[Entries from a dataset]
════
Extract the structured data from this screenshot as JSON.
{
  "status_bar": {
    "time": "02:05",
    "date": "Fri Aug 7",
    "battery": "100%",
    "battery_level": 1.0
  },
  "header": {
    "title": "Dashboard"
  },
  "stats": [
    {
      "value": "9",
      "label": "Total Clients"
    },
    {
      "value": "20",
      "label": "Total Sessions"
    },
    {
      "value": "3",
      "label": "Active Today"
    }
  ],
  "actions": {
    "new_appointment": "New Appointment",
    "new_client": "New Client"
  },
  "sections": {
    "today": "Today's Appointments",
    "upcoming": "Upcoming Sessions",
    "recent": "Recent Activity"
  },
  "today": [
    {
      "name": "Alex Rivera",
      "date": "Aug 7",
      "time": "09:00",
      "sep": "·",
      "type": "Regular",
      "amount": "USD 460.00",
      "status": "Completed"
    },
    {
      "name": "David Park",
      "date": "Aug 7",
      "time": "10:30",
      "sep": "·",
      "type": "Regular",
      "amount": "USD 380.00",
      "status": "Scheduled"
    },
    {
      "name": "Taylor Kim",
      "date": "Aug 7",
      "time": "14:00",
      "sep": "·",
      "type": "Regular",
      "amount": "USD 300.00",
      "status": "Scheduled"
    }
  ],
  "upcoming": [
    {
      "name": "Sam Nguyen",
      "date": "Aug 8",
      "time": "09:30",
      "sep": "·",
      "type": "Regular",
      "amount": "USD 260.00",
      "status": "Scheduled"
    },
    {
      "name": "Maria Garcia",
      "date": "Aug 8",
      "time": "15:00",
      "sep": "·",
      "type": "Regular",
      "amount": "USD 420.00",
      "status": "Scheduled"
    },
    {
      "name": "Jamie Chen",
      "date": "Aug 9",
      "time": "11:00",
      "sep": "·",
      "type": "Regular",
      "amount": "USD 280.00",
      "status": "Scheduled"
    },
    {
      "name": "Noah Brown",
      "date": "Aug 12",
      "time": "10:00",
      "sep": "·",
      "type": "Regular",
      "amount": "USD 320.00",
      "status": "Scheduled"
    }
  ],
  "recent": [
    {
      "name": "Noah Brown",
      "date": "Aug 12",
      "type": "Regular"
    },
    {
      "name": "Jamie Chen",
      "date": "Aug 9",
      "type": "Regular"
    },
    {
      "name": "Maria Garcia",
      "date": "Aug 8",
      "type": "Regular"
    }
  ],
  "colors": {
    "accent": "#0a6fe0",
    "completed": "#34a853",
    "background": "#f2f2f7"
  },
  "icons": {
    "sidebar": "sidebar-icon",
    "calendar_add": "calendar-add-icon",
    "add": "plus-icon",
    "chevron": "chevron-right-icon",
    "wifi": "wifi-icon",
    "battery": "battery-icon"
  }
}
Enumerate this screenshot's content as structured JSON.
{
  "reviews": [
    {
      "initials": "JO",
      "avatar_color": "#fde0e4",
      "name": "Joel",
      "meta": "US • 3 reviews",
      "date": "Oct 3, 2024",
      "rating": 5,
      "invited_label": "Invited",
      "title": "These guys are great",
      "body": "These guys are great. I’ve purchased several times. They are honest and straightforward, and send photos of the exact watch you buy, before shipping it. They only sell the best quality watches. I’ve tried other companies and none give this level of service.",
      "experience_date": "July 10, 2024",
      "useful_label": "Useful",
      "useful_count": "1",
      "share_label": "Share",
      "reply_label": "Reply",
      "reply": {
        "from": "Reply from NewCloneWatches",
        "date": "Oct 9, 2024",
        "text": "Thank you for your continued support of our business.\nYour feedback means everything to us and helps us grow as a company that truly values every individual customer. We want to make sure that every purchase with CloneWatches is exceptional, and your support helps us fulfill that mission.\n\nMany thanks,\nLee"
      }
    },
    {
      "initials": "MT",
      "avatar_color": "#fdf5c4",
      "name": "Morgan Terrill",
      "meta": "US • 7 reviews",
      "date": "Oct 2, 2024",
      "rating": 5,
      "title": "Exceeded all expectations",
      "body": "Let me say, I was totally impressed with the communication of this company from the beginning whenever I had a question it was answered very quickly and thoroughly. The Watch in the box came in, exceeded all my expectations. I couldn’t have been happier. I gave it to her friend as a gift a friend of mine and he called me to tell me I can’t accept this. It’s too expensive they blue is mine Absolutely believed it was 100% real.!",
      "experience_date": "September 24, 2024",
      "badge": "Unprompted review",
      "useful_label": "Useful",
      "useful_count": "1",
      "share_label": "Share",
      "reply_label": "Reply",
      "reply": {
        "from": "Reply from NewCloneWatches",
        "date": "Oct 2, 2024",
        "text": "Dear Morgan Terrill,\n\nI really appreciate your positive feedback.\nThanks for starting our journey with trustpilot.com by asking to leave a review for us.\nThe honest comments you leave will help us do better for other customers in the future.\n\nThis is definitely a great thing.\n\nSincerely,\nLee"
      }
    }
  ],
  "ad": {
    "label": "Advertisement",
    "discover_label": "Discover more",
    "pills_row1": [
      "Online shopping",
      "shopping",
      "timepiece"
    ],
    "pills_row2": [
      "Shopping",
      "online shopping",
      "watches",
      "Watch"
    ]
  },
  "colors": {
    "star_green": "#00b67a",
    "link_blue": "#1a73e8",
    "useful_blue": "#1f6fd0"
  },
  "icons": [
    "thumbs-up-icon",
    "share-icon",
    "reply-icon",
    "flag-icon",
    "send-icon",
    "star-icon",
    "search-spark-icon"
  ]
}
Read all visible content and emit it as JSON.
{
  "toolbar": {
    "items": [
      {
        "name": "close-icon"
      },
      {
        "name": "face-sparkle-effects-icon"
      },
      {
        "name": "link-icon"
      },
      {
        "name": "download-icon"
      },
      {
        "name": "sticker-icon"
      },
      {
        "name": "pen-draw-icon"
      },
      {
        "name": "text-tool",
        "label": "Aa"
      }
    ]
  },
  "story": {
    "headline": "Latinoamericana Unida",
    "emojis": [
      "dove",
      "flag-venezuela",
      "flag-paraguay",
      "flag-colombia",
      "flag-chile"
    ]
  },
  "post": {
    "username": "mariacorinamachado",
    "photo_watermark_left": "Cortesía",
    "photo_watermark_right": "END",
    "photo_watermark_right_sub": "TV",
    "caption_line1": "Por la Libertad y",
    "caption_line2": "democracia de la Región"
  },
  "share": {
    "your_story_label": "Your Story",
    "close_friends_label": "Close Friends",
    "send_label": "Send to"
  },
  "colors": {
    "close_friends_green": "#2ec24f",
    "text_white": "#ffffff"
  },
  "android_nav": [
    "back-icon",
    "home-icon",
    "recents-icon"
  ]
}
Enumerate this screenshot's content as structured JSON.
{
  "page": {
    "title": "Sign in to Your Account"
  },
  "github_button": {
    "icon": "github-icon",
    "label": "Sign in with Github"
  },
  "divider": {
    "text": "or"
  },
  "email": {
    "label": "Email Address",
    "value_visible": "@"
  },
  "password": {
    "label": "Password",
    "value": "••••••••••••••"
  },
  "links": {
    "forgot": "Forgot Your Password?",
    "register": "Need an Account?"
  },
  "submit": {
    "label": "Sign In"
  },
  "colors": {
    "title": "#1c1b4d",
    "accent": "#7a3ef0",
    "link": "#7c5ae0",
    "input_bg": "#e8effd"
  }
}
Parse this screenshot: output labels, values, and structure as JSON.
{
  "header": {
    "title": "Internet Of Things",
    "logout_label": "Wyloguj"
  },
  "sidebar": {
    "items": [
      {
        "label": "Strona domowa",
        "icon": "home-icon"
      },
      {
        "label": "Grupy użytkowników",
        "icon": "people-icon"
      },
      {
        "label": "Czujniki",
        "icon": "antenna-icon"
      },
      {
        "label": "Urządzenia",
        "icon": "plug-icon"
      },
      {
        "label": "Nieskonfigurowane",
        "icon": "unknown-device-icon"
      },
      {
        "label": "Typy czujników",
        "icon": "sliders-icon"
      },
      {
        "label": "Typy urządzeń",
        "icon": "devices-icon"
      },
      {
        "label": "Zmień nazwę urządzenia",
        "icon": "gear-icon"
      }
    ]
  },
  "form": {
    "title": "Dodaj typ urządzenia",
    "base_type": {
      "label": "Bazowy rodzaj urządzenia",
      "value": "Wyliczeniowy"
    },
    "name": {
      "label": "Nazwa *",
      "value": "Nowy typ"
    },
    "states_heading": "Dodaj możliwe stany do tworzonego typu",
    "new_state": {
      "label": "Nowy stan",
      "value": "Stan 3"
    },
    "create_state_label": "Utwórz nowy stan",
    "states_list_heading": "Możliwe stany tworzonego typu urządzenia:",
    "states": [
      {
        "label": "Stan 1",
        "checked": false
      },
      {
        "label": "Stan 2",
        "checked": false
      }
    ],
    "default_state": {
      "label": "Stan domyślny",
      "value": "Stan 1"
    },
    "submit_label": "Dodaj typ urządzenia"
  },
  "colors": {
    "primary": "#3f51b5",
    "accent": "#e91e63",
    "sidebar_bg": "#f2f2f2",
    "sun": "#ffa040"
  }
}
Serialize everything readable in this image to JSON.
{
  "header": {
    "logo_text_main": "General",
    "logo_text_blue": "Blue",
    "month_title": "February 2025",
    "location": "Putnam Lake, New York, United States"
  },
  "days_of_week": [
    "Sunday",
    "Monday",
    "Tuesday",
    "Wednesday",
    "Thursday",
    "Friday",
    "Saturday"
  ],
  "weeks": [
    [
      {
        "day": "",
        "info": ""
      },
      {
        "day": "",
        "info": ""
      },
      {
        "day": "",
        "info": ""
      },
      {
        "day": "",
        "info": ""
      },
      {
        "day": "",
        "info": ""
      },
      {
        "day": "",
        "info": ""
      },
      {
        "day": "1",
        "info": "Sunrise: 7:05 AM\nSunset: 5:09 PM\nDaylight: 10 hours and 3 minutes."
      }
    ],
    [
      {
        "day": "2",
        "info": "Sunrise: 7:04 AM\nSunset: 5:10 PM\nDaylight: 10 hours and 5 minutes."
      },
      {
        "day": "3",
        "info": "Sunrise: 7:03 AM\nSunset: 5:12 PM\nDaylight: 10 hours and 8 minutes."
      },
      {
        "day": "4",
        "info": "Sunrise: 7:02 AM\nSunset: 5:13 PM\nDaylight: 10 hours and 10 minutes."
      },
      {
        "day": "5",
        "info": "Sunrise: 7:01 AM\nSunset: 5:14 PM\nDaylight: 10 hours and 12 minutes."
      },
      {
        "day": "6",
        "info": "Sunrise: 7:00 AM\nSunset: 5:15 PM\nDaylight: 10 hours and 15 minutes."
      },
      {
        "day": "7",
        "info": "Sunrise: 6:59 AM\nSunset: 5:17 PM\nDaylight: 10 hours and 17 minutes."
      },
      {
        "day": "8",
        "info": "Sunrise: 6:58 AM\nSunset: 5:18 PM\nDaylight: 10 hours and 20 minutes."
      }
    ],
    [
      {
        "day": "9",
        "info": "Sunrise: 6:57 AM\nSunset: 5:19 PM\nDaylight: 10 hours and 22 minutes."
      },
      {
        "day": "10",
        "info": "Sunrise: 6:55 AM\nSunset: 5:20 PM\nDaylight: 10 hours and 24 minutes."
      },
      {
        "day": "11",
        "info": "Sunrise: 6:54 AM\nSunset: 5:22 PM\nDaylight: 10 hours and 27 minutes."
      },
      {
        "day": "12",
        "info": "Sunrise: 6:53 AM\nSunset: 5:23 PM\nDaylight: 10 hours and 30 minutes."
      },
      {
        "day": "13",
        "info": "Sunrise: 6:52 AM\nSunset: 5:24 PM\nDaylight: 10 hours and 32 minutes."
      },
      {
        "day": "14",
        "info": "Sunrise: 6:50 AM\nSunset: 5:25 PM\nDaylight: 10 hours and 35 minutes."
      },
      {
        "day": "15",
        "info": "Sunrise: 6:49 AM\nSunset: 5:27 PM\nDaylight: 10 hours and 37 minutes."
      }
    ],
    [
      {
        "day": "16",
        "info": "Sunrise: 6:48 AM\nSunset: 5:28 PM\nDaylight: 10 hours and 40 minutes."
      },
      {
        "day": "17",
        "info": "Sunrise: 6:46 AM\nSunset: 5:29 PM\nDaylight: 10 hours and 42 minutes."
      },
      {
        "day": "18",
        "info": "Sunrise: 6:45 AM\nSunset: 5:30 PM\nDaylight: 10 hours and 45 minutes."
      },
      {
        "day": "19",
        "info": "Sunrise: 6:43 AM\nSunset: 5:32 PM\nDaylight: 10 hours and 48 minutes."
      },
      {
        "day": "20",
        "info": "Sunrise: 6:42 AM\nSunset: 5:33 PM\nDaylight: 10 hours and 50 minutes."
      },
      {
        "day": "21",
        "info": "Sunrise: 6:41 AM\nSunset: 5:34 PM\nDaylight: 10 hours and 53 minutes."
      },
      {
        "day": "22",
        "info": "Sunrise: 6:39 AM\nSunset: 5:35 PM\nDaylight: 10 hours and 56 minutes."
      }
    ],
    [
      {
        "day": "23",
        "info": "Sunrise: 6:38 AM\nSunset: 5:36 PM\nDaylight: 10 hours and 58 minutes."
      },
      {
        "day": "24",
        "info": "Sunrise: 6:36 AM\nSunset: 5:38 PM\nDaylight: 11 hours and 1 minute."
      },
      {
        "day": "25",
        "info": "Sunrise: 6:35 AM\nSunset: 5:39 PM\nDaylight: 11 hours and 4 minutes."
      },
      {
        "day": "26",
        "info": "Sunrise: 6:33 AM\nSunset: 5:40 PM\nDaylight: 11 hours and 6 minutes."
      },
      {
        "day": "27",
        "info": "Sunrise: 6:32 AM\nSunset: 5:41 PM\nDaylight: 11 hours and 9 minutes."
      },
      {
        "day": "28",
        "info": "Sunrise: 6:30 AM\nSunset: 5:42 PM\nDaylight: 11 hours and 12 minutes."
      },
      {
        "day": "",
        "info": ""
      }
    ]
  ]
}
════
Across the records, how many lines contain "everything"? Only the number should be given.

* [REPLY]
2